▶ _Task instructions_: Do not copy the pictures; transcribe all other material exactly.

▶ _Data to use_:
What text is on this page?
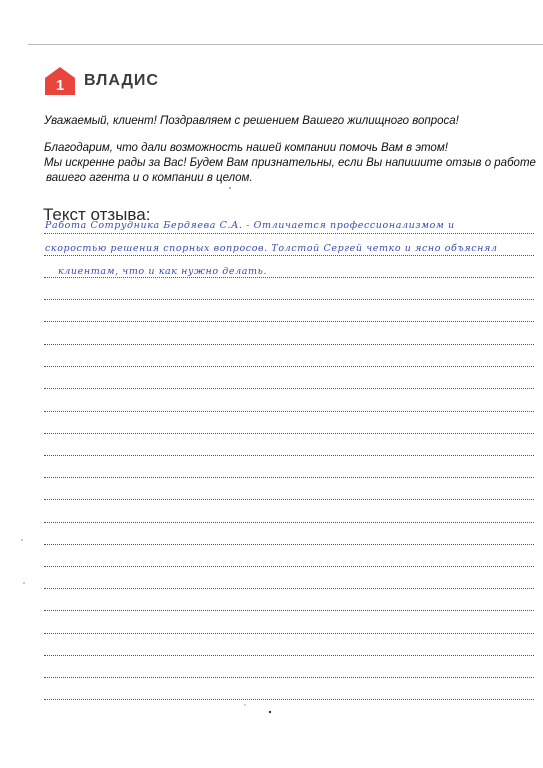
1 ВЛАДИС
Уважаемый, клиент! Поздравляем с решением Вашего жилищного вопроса!
Благодарим, что дали возможность нашей компании помочь Вам в этом!
Мы искренне рады за Вас! Будем Вам признательны, если Вы напишите отзыв о работе
вашего агента и о компании в целом.
Текст отзыва:
Работа Сотрудника Бердяева С.А. - Отличается профессионализмом и
скоростью решения спорных вопросов. Толстой Сергей четко и ясно объяснял
клиентам, что и как нужно делать.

▶ _Result of the task_:
What text is on this page?
1 ВЛАДИС
Уважаемый, клиент! Поздравляем с решением Вашего жилищного вопроса!
Благодарим, что дали возможность нашей компании помочь Вам в этом!
Мы искренне рады за Вас! Будем Вам признательны, если Вы напишите отзыв о работе
вашего агента и о компании в целом.
Текст отзыва:
Работа Сотрудника Бердяева С.А. - Отличается профессионализмом и
скоростью решения спорных вопросов. Толстой Сергей четко и ясно объяснял
клиентам, что и как нужно делать.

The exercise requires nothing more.